Go through the data below. List every line that holds the word "Pengguna".

────

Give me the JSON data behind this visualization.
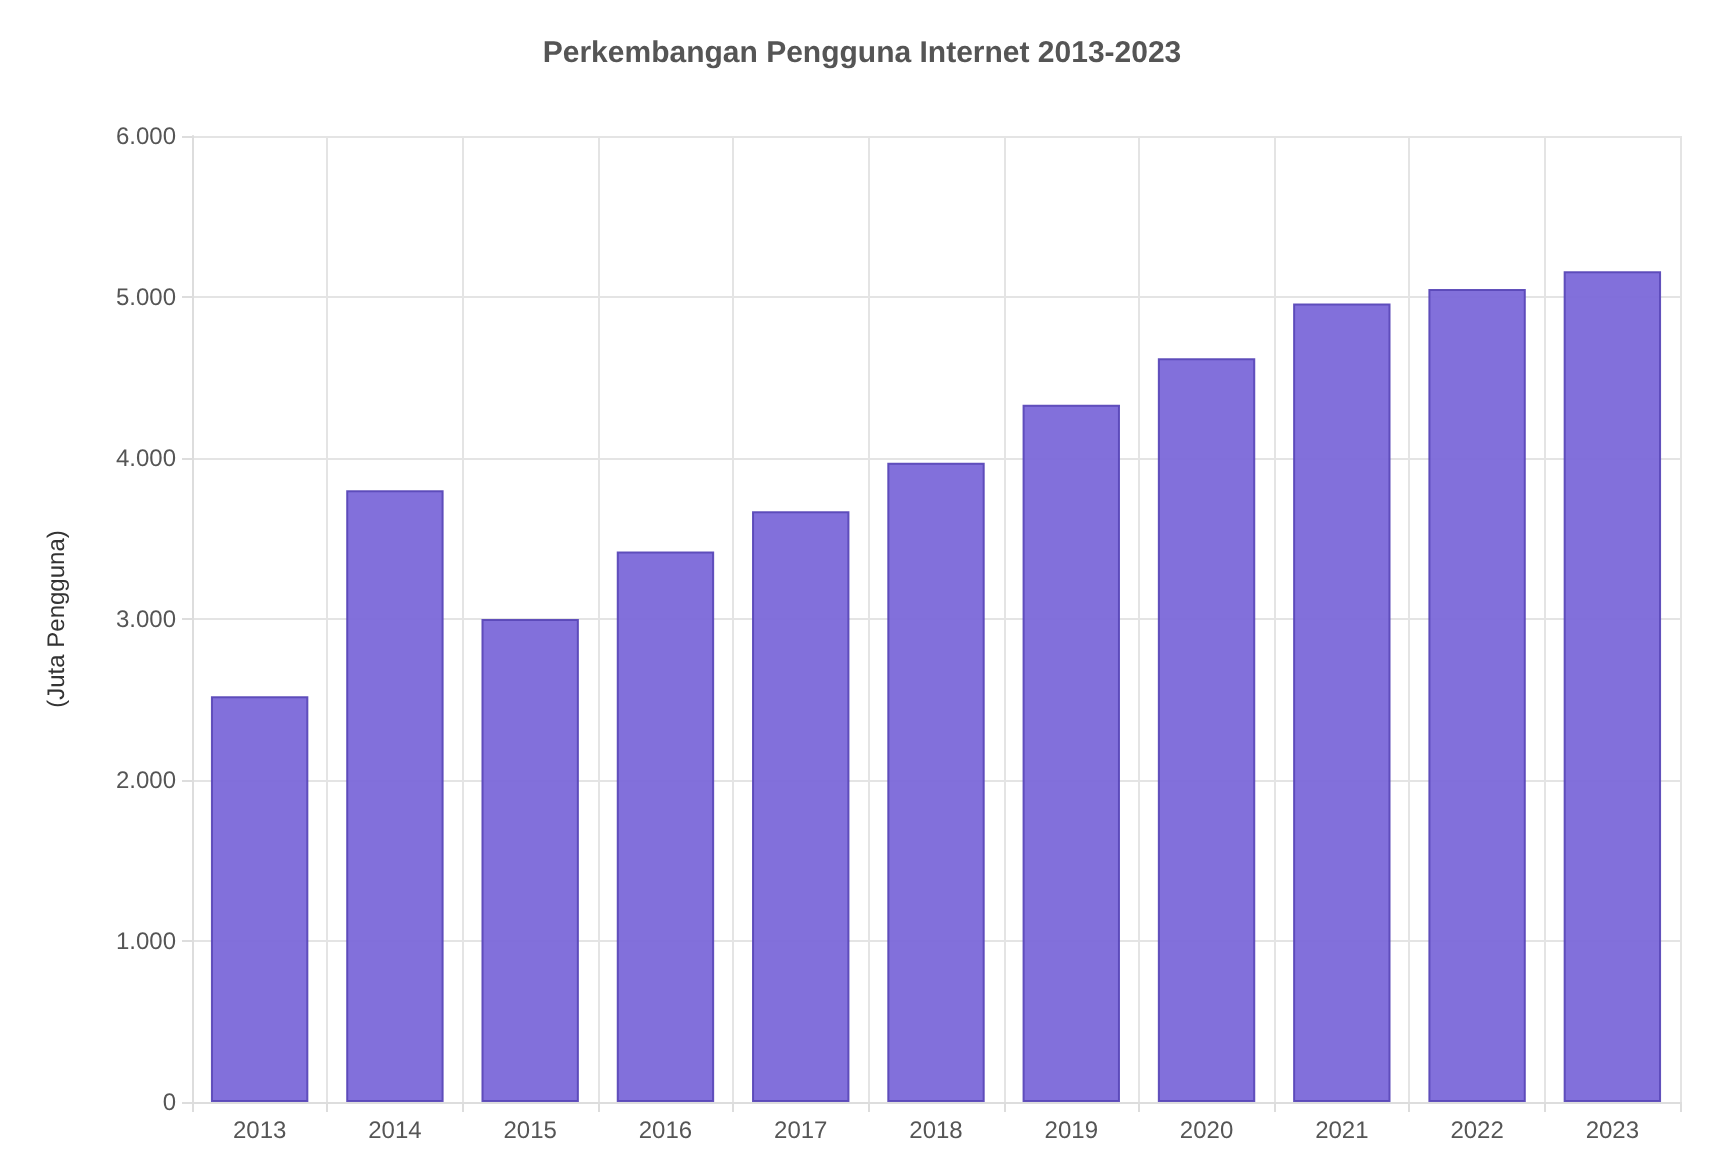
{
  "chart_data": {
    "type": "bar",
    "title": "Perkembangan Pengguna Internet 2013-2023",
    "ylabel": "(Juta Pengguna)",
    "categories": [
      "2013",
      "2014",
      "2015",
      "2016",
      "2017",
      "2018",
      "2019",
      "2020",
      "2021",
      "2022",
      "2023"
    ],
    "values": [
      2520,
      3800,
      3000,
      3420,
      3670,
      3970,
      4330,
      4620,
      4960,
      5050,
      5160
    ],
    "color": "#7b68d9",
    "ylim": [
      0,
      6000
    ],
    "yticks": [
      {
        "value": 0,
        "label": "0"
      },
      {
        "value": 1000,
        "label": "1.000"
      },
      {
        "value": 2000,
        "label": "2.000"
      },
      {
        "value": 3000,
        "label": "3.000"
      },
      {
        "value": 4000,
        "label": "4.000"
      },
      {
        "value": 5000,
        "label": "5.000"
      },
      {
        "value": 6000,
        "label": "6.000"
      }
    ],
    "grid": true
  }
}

────

#### ANSWER FOR THE TASK
    "title": "Perkembangan Pengguna Internet 2013-2023",
    "ylabel": "(Juta Pengguna)",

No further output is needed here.